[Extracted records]
• • • • • • •
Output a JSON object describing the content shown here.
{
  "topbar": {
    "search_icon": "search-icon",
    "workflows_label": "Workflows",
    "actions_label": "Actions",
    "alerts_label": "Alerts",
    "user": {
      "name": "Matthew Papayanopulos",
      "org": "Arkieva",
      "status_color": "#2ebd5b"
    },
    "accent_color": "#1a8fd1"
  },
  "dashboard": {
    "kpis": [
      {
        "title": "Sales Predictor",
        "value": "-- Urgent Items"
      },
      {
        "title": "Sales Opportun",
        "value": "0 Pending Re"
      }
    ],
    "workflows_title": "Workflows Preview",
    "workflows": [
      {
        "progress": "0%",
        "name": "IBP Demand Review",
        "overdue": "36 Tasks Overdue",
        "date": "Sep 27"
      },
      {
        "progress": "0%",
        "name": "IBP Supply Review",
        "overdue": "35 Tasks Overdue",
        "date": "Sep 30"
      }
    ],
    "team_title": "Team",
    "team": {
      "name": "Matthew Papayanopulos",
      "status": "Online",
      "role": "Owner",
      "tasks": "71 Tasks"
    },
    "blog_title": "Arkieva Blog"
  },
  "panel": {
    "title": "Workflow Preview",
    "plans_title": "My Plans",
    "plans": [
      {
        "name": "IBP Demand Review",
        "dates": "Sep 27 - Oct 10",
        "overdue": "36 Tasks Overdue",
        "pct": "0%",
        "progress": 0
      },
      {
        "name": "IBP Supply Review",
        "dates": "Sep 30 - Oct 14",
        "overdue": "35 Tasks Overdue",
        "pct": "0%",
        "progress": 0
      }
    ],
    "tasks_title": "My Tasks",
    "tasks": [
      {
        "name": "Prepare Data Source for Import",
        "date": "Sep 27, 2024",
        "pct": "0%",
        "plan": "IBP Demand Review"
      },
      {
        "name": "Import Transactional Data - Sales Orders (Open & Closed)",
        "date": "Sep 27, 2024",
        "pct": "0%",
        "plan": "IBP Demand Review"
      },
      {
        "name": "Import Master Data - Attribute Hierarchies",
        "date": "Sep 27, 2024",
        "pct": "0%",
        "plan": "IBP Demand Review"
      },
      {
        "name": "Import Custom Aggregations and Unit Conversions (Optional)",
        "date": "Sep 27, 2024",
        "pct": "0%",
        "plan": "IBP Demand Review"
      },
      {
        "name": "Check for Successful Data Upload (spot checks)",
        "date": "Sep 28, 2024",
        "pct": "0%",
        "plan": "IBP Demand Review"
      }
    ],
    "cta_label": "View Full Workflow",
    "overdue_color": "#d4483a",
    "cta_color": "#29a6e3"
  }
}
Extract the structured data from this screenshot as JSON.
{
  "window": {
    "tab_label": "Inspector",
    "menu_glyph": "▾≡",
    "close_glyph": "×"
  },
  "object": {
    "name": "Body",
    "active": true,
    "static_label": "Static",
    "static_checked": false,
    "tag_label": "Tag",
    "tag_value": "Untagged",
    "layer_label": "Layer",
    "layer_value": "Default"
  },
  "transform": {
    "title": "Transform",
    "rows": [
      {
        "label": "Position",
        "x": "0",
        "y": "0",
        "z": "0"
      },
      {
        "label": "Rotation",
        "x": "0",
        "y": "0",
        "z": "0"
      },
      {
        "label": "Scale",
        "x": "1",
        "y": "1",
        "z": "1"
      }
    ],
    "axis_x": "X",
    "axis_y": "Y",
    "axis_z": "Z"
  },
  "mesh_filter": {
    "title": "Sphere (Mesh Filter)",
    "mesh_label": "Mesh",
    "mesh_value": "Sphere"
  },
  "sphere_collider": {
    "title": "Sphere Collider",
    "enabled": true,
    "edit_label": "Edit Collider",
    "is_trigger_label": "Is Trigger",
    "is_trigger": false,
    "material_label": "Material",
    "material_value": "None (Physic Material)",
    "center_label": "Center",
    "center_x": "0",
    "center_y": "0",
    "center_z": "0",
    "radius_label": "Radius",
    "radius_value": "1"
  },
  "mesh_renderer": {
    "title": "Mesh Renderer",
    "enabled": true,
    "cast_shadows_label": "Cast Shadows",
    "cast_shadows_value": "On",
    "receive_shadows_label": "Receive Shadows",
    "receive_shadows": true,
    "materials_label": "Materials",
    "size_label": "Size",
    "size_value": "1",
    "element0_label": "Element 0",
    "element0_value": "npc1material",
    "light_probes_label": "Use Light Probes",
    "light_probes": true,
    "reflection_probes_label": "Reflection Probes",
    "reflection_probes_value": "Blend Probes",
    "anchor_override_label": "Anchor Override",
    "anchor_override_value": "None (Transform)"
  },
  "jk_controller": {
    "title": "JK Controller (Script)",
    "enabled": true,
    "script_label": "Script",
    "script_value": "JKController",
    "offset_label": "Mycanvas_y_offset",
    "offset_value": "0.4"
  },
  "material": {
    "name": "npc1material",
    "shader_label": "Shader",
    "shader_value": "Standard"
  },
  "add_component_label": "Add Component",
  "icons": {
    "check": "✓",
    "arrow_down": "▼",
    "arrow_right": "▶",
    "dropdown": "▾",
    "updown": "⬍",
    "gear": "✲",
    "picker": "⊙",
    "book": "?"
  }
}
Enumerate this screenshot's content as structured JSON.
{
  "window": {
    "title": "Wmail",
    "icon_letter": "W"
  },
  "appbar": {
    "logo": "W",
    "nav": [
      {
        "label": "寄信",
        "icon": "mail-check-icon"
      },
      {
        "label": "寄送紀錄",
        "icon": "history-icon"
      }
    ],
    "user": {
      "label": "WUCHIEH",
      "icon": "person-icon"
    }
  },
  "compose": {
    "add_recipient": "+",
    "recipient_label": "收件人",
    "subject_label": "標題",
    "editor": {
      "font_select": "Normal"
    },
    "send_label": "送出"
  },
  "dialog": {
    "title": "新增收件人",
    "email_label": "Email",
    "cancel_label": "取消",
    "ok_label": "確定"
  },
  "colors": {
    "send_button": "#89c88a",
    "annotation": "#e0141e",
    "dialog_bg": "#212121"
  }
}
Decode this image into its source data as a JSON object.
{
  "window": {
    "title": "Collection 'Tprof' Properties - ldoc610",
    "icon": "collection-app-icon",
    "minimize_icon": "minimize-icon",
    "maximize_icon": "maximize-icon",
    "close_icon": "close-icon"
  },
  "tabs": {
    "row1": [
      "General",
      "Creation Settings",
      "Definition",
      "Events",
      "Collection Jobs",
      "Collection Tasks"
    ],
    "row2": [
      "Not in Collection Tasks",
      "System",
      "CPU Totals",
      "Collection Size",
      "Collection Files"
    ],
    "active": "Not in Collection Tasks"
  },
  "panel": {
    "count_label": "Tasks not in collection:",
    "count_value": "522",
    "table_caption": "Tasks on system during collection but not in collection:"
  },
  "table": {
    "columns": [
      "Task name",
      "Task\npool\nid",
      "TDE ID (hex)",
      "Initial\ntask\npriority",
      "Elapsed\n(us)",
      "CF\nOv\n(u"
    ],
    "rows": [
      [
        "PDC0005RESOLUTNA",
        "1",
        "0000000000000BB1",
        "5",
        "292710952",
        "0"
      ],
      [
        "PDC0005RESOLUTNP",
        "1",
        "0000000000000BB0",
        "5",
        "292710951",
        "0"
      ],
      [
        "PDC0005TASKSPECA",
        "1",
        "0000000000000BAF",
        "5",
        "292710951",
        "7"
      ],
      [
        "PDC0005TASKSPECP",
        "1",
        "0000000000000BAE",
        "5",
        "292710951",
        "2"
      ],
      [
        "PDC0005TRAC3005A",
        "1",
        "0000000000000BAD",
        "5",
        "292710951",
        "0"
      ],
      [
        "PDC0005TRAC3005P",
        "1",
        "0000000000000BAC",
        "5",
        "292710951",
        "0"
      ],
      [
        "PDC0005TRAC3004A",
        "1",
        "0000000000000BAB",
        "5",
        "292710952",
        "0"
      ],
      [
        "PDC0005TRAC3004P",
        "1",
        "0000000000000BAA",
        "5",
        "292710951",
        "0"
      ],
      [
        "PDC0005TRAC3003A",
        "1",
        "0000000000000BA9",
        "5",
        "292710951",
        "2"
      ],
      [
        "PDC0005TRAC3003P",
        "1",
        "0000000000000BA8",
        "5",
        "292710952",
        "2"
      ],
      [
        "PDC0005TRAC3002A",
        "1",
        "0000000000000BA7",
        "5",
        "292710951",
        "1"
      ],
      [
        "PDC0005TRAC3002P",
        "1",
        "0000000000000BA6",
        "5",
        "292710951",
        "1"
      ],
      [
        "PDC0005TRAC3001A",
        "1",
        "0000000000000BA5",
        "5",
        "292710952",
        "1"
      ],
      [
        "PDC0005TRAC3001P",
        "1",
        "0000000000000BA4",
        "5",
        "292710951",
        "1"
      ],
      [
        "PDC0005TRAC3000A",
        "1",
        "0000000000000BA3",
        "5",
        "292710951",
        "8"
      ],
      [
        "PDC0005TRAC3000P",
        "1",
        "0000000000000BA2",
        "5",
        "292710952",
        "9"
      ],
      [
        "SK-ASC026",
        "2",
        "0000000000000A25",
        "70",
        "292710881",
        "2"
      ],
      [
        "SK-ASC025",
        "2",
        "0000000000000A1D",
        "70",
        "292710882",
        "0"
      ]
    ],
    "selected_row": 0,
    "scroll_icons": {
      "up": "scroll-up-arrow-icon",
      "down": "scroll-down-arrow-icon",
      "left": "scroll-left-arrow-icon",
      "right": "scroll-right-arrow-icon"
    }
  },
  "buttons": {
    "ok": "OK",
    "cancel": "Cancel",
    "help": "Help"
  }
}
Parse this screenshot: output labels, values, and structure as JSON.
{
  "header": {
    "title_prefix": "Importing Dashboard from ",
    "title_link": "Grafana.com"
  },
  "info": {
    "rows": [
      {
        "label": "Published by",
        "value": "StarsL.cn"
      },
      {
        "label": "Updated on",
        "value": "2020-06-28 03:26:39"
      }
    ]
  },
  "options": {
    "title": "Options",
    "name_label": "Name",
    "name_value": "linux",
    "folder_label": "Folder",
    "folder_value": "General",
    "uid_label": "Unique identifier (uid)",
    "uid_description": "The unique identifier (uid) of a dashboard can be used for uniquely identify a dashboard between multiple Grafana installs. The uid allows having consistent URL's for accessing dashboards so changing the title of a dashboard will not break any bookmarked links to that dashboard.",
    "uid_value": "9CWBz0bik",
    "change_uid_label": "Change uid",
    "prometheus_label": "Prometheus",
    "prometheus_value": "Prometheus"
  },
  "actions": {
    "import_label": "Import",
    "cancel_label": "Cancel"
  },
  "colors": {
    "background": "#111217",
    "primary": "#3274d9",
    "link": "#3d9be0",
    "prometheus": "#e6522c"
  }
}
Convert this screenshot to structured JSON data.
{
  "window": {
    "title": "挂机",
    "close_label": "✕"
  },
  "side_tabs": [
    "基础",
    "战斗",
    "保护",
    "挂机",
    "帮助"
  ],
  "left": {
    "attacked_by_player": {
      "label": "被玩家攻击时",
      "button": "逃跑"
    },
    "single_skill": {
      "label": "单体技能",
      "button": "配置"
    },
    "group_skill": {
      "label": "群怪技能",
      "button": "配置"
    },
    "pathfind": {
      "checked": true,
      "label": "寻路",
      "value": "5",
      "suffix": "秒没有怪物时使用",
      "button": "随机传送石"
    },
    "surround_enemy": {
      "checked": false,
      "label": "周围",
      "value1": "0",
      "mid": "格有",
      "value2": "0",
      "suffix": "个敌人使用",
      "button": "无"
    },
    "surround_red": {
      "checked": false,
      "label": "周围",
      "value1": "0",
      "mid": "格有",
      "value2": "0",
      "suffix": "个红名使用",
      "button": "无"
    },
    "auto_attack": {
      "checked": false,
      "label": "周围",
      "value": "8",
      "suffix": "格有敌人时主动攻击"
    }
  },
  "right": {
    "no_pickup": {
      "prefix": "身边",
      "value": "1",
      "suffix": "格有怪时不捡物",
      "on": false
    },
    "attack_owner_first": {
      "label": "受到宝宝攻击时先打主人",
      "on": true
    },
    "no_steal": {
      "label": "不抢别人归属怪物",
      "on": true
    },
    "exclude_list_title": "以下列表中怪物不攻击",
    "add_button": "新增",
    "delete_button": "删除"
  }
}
• • • • • • •
**The problem**
Copy the lines from the entries above in which the word "JSON" appears.

**Solution to the exercise**
Output a JSON object describing the content shown here.
Extract the structured data from this screenshot as JSON.
Enumerate this screenshot's content as structured JSON.
Decode this image into its source data as a JSON object.
Parse this screenshot: output labels, values, and structure as JSON.
Convert this screenshot to structured JSON data.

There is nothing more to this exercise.